# The tasks
A - In the forum question below about updating dynamically populated content with AJAX, rewrite the paragraph beginning "This code works no problem" as a short list that keeps its main facts.
B - Copy word for word the passage of the forum question below starting at "This code works" and ending at "the input field.".

# Excerpt provided

CODEWITHSUNDEEP
phpjqueryhtmlajaxjson
Akira Dawson
Akira Dawson

Reputation: 1267

How to update dynamically populated content with AJAX

I have some code which populates like so:

<select class="form-control" name="accommodation_ID" id="accommodation_ID">
    <option value="-1">-- Please Select --</option>
    <?php
        $AccomodationID = 13; //For testing purposes
        $accommodation_query = mysqli_query($conn,"SELECT ENTITIES.LastName, 
                               ACCOMMODATION.AccomodationID, ACCOMMODATION.PUPoint 
                               FROM ACCOMMODATION, ENTITIES WHERE ENTITIES.Entity_ID = 
                               ACCOMMODATION.Entity_ID")
                                    or die("Error: ".mysqli_error($conn));  
        while($accommodation_Results = mysqli_fetch_array($accommodation_query)){
            if($accommodation_Results['AccomodationID'] == $AccomodationID){
                echo '<option selected value="'.$AccomodationID.'">'.$accommodation_Results['LastName'].'</option>';
                $PUPoint = $accommodation_Results['PUPoint'];
            }
            else{
                echo '<option value="'.$AccomodationID.'">'.$accommodation_Results['LastName'].'</option>';
            }
        }
   ?>
   </select>
   <label>Pick Up Point</label>
   <input type="text" name="PUPoint" readonly value="<?php echo $PUPoint; ?>">

This code works no problem, it checks the database and looks for a match, if it does, set is as the selected option, grab the PUPoint (Pickup point) variable and store it in the input field.

# Source data
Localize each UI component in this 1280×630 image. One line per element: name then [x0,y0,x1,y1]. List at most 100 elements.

# Responses in order
A -
- The code works without problems.
- It checks the database for a match.
- When it finds one, it sets that entry as the selected option.
- It grabs the PUPoint (pickup point) value.
- It stores that value in the input field.

B -
This code works no problem, it checks the database and looks for a match, if it does, set is as the selected option, grab the PUPoint (Pickup point) variable and store it in the input field.